***** RECORDED DATA
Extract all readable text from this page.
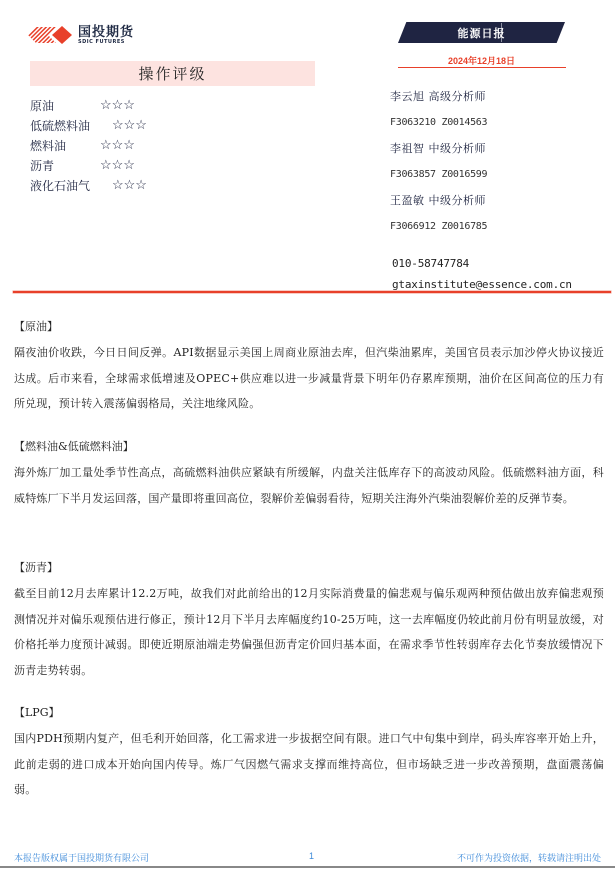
国投期货
SDIC FUTURES
操作评级
原油	☆☆☆
低硫燃料油	☆☆☆
燃料油	☆☆☆
沥青	☆☆☆
液化石油气	☆☆☆
能源日报
2024年12月18日
李云旭 高级分析师
F3063210 Z0014563
李祖智 中级分析师
F3063857 Z0016599
王盈敏 中级分析师
F3066912 Z0016785
010-58747784
gtaxinstitute@essence.com.cn
【原油】
隔夜油价收跌，今日日间反弹。API数据显示美国上周商业原油去库，但汽柴油累库，美国官员表示加沙停火协议接近达成。后市来看，全球需求低增速及OPEC+供应难以进一步减量背景下明年仍存累库预期，油价在区间高位的压力有所兑现，预计转入震荡偏弱格局，关注地缘风险。
【燃料油&低硫燃料油】
海外炼厂加工量处季节性高点，高硫燃料油供应紧缺有所缓解，内盘关注低库存下的高波动风险。低硫燃料油方面，科威特炼厂下半月发运回落，国产量即将重回高位，裂解价差偏弱看待，短期关注海外汽柴油裂解价差的反弹节奏。
【沥青】
截至目前12月去库累计12.2万吨，故我们对此前给出的12月实际消费量的偏悲观与偏乐观两种预估做出放弃偏悲观预测情况并对偏乐观预估进行修正，预计12月下半月去库幅度约10-25万吨，这一去库幅度仍较此前月份有明显放缓，对价格托举力度预计减弱。即使近期原油端走势偏强但沥青定价回归基本面，在需求季节性转弱库存去化节奏放缓情况下沥青走势转弱。
【LPG】
国内PDH预期内复产，但毛利开始回落，化工需求进一步拔据空间有限。进口气中旬集中到岸，码头库容率开始上升，此前走弱的进口成本开始向国内传导。炼厂气因燃气需求支撑而维持高位，但市场缺乏进一步改善预期，盘面震荡偏弱。
本报告版权属于国投期货有限公司	1	不可作为投资依据，转载请注明出处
**********
TASK DIRECTIONS: Images do not belong in the copy; reproduce all other parts of the records above verbatim.

WORKED ANSWER:
Extract all readable text from this page.
国投期货
SDIC FUTURES
操作评级
原油	☆☆☆
低硫燃料油	☆☆☆
燃料油	☆☆☆
沥青	☆☆☆
液化石油气	☆☆☆
能源日报
2024年12月18日
李云旭 高级分析师
F3063210 Z0014563
李祖智 中级分析师
F3063857 Z0016599
王盈敏 中级分析师
F3066912 Z0016785
010-58747784
gtaxinstitute@essence.com.cn
【原油】
隔夜油价收跌，今日日间反弹。API数据显示美国上周商业原油去库，但汽柴油累库，美国官员表示加沙停火协议接近达成。后市来看，全球需求低增速及OPEC+供应难以进一步减量背景下明年仍存累库预期，油价在区间高位的压力有所兑现，预计转入震荡偏弱格局，关注地缘风险。
【燃料油&低硫燃料油】
海外炼厂加工量处季节性高点，高硫燃料油供应紧缺有所缓解，内盘关注低库存下的高波动风险。低硫燃料油方面，科威特炼厂下半月发运回落，国产量即将重回高位，裂解价差偏弱看待，短期关注海外汽柴油裂解价差的反弹节奏。
【沥青】
截至目前12月去库累计12.2万吨，故我们对此前给出的12月实际消费量的偏悲观与偏乐观两种预估做出放弃偏悲观预测情况并对偏乐观预估进行修正，预计12月下半月去库幅度约10-25万吨，这一去库幅度仍较此前月份有明显放缓，对价格托举力度预计减弱。即使近期原油端走势偏强但沥青定价回归基本面，在需求季节性转弱库存去化节奏放缓情况下沥青走势转弱。
【LPG】
国内PDH预期内复产，但毛利开始回落，化工需求进一步拔据空间有限。进口气中旬集中到岸，码头库容率开始上升，此前走弱的进口成本开始向国内传导。炼厂气因燃气需求支撑而维持高位，但市场缺乏进一步改善预期，盘面震荡偏弱。
本报告版权属于国投期货有限公司	1	不可作为投资依据，转载请注明出处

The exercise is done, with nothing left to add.